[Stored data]
<<<<
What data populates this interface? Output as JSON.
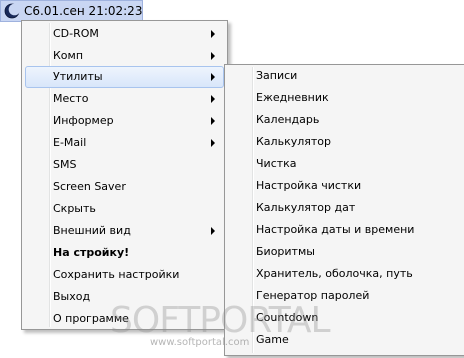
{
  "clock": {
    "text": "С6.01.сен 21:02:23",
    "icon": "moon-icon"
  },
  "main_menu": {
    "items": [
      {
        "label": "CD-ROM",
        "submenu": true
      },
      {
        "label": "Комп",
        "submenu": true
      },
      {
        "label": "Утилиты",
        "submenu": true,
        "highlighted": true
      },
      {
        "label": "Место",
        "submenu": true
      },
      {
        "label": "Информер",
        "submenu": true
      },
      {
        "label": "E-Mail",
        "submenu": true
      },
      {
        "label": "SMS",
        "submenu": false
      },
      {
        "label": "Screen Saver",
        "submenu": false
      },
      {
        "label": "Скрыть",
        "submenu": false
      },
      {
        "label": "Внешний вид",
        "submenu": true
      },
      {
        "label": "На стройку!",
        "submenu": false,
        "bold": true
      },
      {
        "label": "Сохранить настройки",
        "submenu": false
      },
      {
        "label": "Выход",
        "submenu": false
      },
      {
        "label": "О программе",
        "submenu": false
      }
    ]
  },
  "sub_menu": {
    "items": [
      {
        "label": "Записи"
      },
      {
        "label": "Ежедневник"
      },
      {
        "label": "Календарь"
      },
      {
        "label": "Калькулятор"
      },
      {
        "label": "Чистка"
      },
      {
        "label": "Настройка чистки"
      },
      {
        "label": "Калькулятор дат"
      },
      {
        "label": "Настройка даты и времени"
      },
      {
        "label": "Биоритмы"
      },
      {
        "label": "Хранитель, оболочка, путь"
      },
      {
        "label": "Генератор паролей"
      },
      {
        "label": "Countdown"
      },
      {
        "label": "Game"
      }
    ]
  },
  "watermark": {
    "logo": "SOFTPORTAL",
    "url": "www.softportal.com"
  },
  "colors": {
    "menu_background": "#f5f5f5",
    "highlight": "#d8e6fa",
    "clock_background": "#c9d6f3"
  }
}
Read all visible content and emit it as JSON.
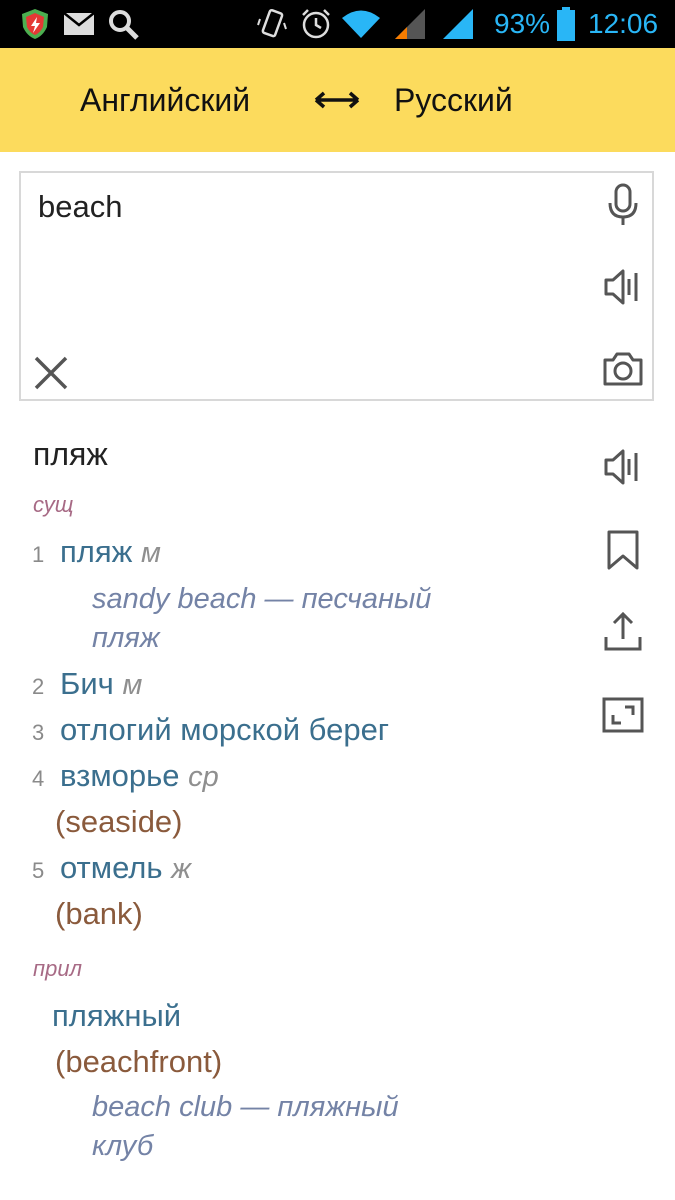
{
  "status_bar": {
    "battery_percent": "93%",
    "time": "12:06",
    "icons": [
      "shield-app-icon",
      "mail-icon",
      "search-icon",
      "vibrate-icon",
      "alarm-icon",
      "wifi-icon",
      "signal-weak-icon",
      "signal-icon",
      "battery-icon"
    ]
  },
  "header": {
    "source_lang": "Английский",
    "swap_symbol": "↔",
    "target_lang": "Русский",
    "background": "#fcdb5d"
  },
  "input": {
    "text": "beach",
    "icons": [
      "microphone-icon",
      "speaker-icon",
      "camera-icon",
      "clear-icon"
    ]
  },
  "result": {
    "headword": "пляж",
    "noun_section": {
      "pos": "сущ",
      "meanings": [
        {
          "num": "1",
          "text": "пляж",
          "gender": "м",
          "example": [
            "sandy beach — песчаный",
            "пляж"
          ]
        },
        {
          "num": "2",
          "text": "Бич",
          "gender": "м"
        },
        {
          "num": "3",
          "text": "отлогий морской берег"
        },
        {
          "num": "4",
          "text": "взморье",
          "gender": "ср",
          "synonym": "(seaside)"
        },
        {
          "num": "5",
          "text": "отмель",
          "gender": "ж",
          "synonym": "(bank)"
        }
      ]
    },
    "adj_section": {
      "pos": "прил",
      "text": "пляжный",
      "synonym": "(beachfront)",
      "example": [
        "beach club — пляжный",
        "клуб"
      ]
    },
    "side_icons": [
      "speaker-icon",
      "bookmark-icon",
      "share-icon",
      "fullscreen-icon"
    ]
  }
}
>>>>
### [PROBLEM TO WORK ON]
From the data above, pick out each line containing "Калькулятор" and copy it.

### [RESPONSE]
        "label": "Калькулятор"
        "label": "Калькулятор дат"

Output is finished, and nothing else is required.